(Items from a data source)
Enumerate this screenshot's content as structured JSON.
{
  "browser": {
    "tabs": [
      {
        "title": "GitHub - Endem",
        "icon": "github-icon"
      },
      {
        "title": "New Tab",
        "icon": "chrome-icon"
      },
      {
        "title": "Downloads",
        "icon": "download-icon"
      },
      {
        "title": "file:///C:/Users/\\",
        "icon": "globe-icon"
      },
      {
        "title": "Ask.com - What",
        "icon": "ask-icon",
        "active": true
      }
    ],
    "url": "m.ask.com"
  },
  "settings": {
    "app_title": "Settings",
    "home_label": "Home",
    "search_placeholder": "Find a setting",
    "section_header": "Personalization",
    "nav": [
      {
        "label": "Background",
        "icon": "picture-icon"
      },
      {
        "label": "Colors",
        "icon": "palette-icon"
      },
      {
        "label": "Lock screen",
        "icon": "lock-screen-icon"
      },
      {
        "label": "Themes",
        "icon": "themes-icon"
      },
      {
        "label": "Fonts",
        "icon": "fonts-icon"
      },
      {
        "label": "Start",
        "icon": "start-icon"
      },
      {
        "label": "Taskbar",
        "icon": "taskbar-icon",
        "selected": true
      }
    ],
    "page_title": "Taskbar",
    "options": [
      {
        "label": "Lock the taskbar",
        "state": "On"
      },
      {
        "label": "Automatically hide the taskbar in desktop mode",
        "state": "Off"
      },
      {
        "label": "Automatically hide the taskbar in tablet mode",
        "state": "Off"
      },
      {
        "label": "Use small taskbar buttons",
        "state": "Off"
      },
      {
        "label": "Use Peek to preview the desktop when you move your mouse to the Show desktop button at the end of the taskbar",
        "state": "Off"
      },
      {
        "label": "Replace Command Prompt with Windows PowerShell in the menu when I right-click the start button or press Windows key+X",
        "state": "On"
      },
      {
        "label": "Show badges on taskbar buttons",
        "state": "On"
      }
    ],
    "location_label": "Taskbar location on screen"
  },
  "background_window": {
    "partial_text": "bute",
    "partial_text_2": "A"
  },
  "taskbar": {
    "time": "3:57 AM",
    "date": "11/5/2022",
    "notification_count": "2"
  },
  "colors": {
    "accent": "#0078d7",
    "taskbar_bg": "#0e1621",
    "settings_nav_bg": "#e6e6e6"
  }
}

> **Given problem**
Quote each line of the listing above exactly.

> **Finished exercise**
Enumerate this screenshot's content as structured JSON.
{
  "browser": {
    "tabs": [
      {
        "title": "GitHub - Endem",
        "icon": "github-icon"
      },
      {
        "title": "New Tab",
        "icon": "chrome-icon"
      },
      {
        "title": "Downloads",
        "icon": "download-icon"
      },
      {
        "title": "file:///C:/Users/\\",
        "icon": "globe-icon"
      },
      {
        "title": "Ask.com - What",
        "icon": "ask-icon",
        "active": true
      }
    ],
    "url": "m.ask.com"
  },
  "settings": {
    "app_title": "Settings",
    "home_label": "Home",
    "search_placeholder": "Find a setting",
    "section_header": "Personalization",
    "nav": [
      {
        "label": "Background",
        "icon": "picture-icon"
      },
      {
        "label": "Colors",
        "icon": "palette-icon"
      },
      {
        "label": "Lock screen",
        "icon": "lock-screen-icon"
      },
      {
        "label": "Themes",
        "icon": "themes-icon"
      },
      {
        "label": "Fonts",
        "icon": "fonts-icon"
      },
      {
        "label": "Start",
        "icon": "start-icon"
      },
      {
        "label": "Taskbar",
        "icon": "taskbar-icon",
        "selected": true
      }
    ],
    "page_title": "Taskbar",
    "options": [
      {
        "label": "Lock the taskbar",
        "state": "On"
      },
      {
        "label": "Automatically hide the taskbar in desktop mode",
        "state": "Off"
      },
      {
        "label": "Automatically hide the taskbar in tablet mode",
        "state": "Off"
      },
      {
        "label": "Use small taskbar buttons",
        "state": "Off"
      },
      {
        "label": "Use Peek to preview the desktop when you move your mouse to the Show desktop button at the end of the taskbar",
        "state": "Off"
      },
      {
        "label": "Replace Command Prompt with Windows PowerShell in the menu when I right-click the start button or press Windows key+X",
        "state": "On"
      },
      {
        "label": "Show badges on taskbar buttons",
        "state": "On"
      }
    ],
    "location_label": "Taskbar location on screen"
  },
  "background_window": {
    "partial_text": "bute",
    "partial_text_2": "A"
  },
  "taskbar": {
    "time": "3:57 AM",
    "date": "11/5/2022",
    "notification_count": "2"
  },
  "colors": {
    "accent": "#0078d7",
    "taskbar_bg": "#0e1621",
    "settings_nav_bg": "#e6e6e6"
  }
}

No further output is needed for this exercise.